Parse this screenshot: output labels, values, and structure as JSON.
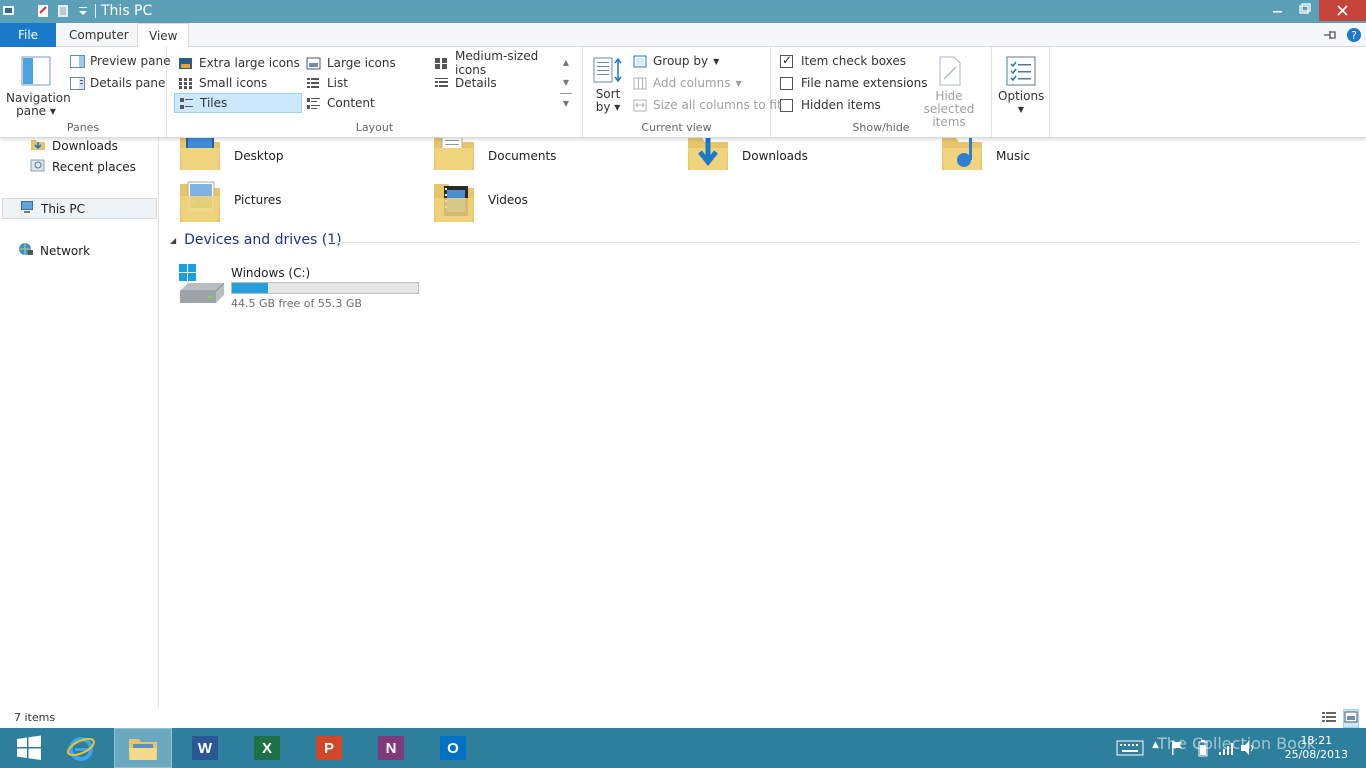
{
  "window": {
    "title": "This PC"
  },
  "tabs": {
    "file": "File",
    "computer": "Computer",
    "view": "View"
  },
  "ribbon": {
    "panes": {
      "nav_line1": "Navigation",
      "nav_line2": "pane",
      "preview": "Preview pane",
      "details": "Details pane",
      "label": "Panes"
    },
    "layout": {
      "items": [
        "Extra large icons",
        "Large icons",
        "Medium-sized icons",
        "Small icons",
        "List",
        "Details",
        "Tiles",
        "Content"
      ],
      "selected": "Tiles",
      "label": "Layout"
    },
    "current_view": {
      "sort_line1": "Sort",
      "sort_line2": "by",
      "group_by": "Group by",
      "add_columns": "Add columns",
      "size_columns": "Size all columns to fit",
      "label": "Current view"
    },
    "show_hide": {
      "item_check_boxes": "Item check boxes",
      "item_check_boxes_checked": true,
      "file_name_extensions": "File name extensions",
      "file_name_extensions_checked": false,
      "hidden_items": "Hidden items",
      "hidden_items_checked": false,
      "hide_selected_line1": "Hide selected",
      "hide_selected_line2": "items",
      "label": "Show/hide"
    },
    "options": {
      "label": "Options"
    }
  },
  "nav": {
    "items": [
      "Downloads",
      "Recent places",
      "This PC",
      "Network"
    ],
    "selected": "This PC"
  },
  "folders": [
    "Desktop",
    "Documents",
    "Downloads",
    "Music",
    "Pictures",
    "Videos"
  ],
  "devices": {
    "header": "Devices and drives (1)",
    "drive_name": "Windows (C:)",
    "drive_free_text": "44.5 GB free of 55.3 GB",
    "used_fraction": 0.195
  },
  "status": {
    "items": "7 items"
  },
  "taskbar": {
    "apps": [
      "start",
      "internet-explorer",
      "file-explorer",
      "word",
      "excel",
      "powerpoint",
      "onenote",
      "outlook"
    ],
    "time": "18:21",
    "date": "25/08/2013",
    "watermark": "The Collection Book"
  },
  "colors": {
    "titlebar": "#5ba0b6",
    "file_tab": "#1979ca",
    "taskbar": "#2d7f9c",
    "drive_fill": "#26a0da",
    "section_header": "#1e3287"
  }
}
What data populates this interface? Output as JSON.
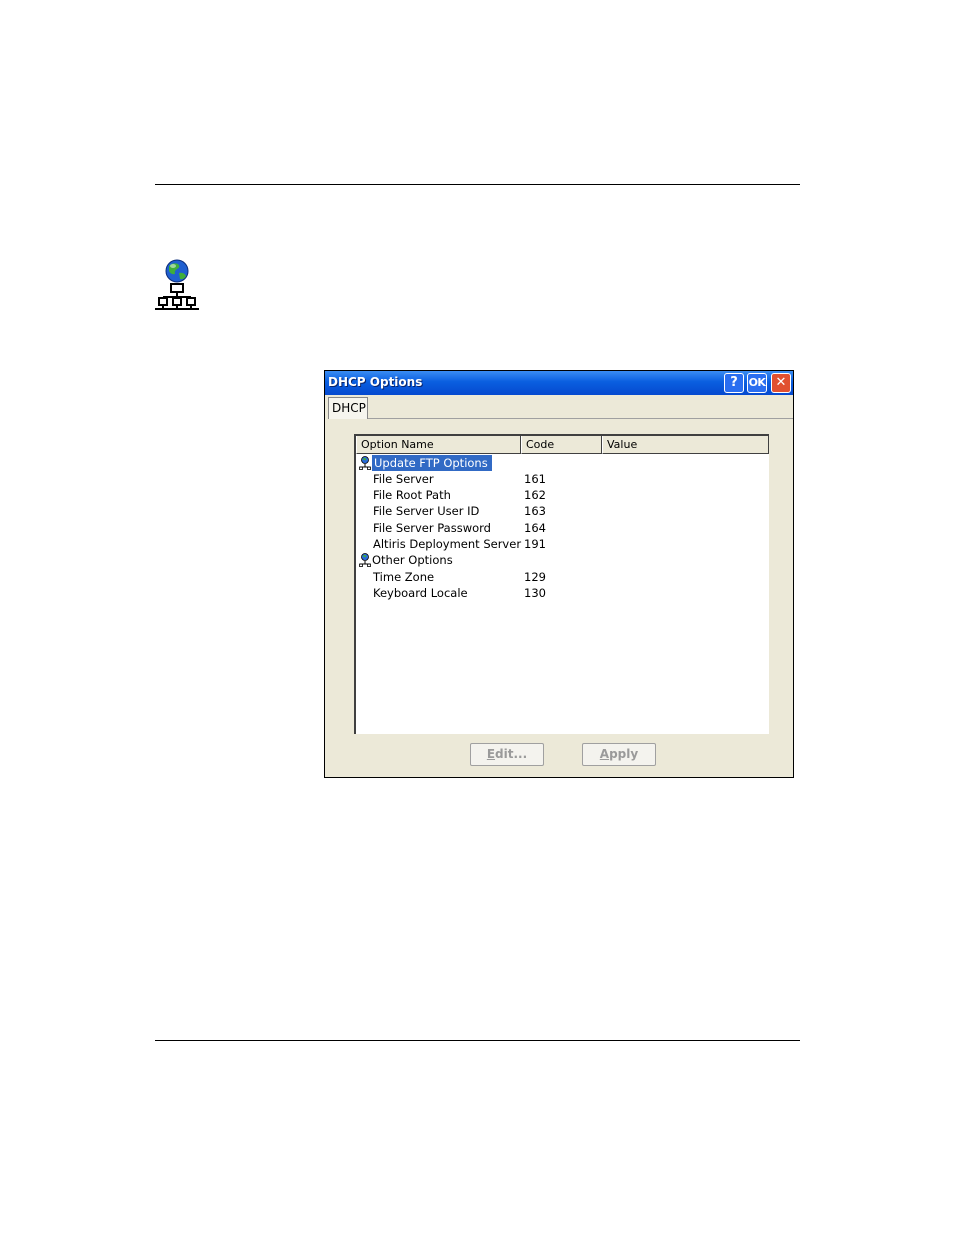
——————————
- _THE EXERCISE_:
Pull out each line of the records holding the string "JSON".

- _IN RESPONSE_:
Parse this screenshot: output labels, values, and structure as JSON.
What data populates this interface? Output as JSON.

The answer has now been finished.